> **PROVIDED RECORDS**:
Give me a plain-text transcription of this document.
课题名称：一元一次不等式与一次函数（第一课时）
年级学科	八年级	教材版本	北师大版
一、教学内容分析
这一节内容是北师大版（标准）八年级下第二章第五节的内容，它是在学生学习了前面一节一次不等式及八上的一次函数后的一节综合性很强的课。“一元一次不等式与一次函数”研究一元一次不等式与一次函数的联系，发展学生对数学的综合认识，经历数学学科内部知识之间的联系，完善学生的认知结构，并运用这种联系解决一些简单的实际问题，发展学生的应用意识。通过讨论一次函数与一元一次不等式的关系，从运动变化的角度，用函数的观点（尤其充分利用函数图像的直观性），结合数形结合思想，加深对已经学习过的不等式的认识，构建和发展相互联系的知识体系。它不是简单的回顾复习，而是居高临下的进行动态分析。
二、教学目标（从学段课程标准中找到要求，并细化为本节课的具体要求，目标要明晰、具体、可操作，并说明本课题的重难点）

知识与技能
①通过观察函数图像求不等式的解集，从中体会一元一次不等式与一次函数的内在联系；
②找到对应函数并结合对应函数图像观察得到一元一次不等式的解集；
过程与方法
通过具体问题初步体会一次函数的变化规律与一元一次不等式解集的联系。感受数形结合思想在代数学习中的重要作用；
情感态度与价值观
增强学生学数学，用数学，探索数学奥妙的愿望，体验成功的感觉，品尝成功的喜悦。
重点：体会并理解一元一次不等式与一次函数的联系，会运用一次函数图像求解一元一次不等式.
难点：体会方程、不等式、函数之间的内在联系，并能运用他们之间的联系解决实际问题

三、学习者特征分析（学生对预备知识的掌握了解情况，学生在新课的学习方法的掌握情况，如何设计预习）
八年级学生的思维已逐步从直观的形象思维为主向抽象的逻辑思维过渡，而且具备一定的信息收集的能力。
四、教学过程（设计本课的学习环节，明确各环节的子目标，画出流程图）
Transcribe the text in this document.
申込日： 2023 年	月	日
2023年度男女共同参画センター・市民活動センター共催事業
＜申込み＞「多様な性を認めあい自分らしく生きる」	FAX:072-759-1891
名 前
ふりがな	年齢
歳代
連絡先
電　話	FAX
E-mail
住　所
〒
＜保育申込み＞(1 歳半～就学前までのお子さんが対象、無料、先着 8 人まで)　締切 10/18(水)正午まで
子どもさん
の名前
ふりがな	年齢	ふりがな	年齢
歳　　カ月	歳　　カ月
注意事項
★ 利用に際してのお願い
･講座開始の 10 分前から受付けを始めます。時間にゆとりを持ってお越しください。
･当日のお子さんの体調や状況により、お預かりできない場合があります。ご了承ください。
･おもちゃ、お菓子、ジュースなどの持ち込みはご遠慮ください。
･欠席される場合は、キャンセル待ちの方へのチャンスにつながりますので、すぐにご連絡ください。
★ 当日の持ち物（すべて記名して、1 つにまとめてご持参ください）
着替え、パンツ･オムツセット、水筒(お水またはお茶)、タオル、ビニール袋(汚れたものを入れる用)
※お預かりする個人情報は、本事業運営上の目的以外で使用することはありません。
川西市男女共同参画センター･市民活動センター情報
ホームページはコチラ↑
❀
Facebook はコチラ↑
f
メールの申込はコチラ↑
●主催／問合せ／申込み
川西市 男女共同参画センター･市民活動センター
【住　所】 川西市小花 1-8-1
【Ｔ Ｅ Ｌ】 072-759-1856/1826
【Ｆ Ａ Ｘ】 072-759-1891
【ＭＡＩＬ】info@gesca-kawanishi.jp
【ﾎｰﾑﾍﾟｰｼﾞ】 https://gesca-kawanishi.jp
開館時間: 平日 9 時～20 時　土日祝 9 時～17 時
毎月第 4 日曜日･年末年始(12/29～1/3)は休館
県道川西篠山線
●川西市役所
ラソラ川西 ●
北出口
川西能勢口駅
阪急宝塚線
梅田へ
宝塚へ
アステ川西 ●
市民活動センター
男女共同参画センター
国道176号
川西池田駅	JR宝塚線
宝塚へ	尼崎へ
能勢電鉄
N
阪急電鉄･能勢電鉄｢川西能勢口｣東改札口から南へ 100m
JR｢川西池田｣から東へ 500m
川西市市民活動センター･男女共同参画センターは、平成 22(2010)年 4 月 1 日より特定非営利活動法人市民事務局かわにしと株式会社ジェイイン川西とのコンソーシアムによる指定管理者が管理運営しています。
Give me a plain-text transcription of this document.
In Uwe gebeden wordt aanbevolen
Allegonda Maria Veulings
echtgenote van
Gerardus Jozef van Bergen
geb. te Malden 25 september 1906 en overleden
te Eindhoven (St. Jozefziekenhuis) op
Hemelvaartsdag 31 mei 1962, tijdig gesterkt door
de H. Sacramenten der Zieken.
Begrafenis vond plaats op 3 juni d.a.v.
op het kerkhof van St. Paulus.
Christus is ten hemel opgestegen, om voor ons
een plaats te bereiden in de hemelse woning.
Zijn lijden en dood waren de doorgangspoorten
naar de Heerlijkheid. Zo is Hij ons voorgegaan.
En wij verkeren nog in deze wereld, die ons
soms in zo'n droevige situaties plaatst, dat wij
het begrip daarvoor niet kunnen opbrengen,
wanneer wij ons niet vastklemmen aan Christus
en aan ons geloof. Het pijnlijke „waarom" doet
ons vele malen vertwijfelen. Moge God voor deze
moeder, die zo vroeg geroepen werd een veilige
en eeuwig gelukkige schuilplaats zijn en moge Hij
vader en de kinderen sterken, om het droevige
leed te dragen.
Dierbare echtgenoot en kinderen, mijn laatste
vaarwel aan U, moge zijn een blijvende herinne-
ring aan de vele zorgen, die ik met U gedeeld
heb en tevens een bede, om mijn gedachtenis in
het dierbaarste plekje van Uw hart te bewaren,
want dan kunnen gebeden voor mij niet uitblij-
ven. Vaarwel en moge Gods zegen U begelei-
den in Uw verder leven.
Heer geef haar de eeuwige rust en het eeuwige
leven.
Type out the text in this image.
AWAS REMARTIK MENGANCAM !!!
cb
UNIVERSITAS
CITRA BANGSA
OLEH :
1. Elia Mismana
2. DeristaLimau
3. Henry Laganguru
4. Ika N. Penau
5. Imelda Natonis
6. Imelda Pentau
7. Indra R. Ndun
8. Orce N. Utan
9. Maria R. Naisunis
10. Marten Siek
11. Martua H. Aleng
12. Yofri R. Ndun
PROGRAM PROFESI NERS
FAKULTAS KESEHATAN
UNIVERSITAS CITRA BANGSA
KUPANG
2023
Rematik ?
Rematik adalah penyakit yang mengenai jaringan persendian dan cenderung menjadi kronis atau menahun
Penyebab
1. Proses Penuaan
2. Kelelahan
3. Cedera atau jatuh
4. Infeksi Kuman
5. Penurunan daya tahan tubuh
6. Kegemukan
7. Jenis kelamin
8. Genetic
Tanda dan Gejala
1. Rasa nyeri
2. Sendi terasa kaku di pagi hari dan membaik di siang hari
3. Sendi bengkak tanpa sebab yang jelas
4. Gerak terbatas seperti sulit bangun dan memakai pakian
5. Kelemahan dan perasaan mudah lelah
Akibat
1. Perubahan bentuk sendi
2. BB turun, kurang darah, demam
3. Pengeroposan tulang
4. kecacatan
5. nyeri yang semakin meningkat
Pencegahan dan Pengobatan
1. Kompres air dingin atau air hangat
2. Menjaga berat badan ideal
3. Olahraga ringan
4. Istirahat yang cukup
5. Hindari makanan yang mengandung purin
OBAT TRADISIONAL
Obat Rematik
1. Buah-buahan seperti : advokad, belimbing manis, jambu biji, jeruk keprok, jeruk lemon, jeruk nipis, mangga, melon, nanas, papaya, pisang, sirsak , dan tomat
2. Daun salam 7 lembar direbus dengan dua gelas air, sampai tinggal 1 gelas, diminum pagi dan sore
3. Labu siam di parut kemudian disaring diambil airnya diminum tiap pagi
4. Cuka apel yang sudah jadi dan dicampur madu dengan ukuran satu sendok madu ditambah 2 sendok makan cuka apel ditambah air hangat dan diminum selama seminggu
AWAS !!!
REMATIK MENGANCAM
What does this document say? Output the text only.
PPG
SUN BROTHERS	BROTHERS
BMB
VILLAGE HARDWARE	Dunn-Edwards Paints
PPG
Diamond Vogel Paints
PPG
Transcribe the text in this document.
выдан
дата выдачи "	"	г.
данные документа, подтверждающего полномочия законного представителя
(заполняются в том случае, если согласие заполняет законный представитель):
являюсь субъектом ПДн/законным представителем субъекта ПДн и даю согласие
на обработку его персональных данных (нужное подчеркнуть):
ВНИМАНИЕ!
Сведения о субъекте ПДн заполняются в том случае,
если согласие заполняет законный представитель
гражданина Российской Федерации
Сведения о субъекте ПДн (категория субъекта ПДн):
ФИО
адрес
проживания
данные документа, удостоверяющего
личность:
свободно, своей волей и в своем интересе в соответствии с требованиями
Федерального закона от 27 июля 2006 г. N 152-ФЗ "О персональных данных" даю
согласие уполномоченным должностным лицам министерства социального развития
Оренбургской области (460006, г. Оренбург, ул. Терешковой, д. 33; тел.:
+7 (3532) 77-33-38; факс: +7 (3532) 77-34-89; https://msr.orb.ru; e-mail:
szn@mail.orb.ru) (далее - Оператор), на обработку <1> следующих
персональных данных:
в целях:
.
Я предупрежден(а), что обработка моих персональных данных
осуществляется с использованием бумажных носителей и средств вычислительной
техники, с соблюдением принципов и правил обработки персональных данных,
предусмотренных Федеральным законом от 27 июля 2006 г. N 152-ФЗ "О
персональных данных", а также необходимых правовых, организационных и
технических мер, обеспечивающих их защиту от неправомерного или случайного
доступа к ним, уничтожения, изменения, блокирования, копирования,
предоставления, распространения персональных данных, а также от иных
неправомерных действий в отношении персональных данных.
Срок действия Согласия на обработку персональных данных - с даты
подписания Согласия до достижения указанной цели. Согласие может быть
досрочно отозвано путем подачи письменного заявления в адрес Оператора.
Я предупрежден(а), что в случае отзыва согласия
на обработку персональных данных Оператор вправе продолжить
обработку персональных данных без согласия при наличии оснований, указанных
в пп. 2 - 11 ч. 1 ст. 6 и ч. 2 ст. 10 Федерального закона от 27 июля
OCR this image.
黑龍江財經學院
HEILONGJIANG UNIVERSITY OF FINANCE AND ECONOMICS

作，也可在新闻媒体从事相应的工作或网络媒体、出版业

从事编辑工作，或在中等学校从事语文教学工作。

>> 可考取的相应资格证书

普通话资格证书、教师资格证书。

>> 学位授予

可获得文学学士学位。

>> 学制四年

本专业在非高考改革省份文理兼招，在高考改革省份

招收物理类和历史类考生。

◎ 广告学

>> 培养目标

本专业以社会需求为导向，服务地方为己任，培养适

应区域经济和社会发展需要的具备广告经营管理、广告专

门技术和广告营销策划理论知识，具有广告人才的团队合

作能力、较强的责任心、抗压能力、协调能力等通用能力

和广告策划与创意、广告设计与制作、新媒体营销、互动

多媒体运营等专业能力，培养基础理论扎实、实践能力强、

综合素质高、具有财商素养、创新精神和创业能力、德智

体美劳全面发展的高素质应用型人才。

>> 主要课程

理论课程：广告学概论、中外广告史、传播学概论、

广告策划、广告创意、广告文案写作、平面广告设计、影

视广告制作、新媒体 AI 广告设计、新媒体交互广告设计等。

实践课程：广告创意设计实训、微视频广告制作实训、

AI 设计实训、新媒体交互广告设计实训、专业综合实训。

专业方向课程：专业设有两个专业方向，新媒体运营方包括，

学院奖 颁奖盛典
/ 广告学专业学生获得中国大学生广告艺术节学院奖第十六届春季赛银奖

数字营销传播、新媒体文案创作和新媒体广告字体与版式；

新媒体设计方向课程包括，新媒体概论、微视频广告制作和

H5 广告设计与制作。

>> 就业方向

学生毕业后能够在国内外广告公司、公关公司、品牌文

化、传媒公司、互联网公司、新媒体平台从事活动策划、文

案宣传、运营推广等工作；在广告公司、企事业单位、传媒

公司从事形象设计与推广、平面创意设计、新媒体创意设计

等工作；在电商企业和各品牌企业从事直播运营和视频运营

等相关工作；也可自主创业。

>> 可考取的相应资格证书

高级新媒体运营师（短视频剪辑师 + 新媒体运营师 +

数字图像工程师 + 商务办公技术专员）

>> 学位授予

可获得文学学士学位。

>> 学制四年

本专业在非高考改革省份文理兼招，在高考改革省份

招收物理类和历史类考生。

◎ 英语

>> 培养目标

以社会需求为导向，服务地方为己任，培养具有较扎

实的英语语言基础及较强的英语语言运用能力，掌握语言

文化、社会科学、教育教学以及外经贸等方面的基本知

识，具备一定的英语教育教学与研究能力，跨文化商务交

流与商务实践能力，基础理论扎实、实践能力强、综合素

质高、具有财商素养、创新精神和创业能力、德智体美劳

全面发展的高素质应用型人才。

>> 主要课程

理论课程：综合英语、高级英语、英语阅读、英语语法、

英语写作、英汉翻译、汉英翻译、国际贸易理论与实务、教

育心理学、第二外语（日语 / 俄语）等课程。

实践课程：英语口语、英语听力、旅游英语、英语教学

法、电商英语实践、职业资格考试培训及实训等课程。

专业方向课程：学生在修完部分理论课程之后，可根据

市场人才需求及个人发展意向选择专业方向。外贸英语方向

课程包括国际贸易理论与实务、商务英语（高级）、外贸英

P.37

> **TASK TO COMPLETE**: Find how many lines in the material hold the word "MENGANCAM" and state that number alone.

> **THE RESULT**: 2